Set the data down again, exactly as it reads, but without the pictures.

_Entries shown_
+ + +

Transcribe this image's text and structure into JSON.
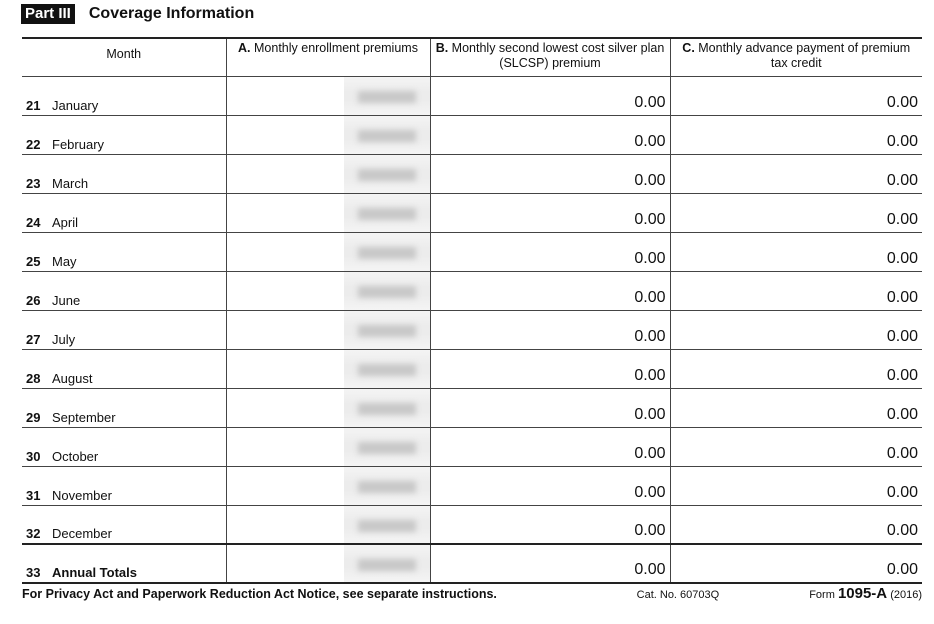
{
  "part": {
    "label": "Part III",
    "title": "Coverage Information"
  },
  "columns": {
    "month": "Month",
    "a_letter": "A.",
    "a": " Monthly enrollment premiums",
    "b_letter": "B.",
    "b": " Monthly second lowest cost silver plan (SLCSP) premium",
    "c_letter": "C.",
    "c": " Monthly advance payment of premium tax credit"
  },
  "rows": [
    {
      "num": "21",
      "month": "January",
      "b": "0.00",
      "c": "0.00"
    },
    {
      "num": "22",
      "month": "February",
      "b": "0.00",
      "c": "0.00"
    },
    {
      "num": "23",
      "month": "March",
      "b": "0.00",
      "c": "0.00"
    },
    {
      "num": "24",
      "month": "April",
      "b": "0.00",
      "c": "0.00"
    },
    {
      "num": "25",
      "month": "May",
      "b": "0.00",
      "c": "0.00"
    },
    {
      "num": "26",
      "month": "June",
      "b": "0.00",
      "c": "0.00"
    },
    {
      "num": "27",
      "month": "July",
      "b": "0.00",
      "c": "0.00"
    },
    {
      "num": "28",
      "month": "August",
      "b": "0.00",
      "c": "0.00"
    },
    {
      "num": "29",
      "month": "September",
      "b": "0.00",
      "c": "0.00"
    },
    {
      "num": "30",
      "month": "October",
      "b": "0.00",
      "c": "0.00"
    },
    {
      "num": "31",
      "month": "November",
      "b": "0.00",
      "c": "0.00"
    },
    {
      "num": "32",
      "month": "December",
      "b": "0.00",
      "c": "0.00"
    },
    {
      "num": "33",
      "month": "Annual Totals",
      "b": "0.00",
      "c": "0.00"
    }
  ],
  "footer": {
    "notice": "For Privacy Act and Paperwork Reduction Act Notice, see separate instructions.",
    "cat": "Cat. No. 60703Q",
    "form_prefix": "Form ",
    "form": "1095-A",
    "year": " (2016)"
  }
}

+ + +

_Answer in full_
Transcribe this image's text and structure into JSON.
{
  "part": {
    "label": "Part III",
    "title": "Coverage Information"
  },
  "columns": {
    "month": "Month",
    "a_letter": "A.",
    "a": " Monthly enrollment premiums",
    "b_letter": "B.",
    "b": " Monthly second lowest cost silver plan (SLCSP) premium",
    "c_letter": "C.",
    "c": " Monthly advance payment of premium tax credit"
  },
  "rows": [
    {
      "num": "21",
      "month": "January",
      "b": "0.00",
      "c": "0.00"
    },
    {
      "num": "22",
      "month": "February",
      "b": "0.00",
      "c": "0.00"
    },
    {
      "num": "23",
      "month": "March",
      "b": "0.00",
      "c": "0.00"
    },
    {
      "num": "24",
      "month": "April",
      "b": "0.00",
      "c": "0.00"
    },
    {
      "num": "25",
      "month": "May",
      "b": "0.00",
      "c": "0.00"
    },
    {
      "num": "26",
      "month": "June",
      "b": "0.00",
      "c": "0.00"
    },
    {
      "num": "27",
      "month": "July",
      "b": "0.00",
      "c": "0.00"
    },
    {
      "num": "28",
      "month": "August",
      "b": "0.00",
      "c": "0.00"
    },
    {
      "num": "29",
      "month": "September",
      "b": "0.00",
      "c": "0.00"
    },
    {
      "num": "30",
      "month": "October",
      "b": "0.00",
      "c": "0.00"
    },
    {
      "num": "31",
      "month": "November",
      "b": "0.00",
      "c": "0.00"
    },
    {
      "num": "32",
      "month": "December",
      "b": "0.00",
      "c": "0.00"
    },
    {
      "num": "33",
      "month": "Annual Totals",
      "b": "0.00",
      "c": "0.00"
    }
  ],
  "footer": {
    "notice": "For Privacy Act and Paperwork Reduction Act Notice, see separate instructions.",
    "cat": "Cat. No. 60703Q",
    "form_prefix": "Form ",
    "form": "1095-A",
    "year": " (2016)"
  }
}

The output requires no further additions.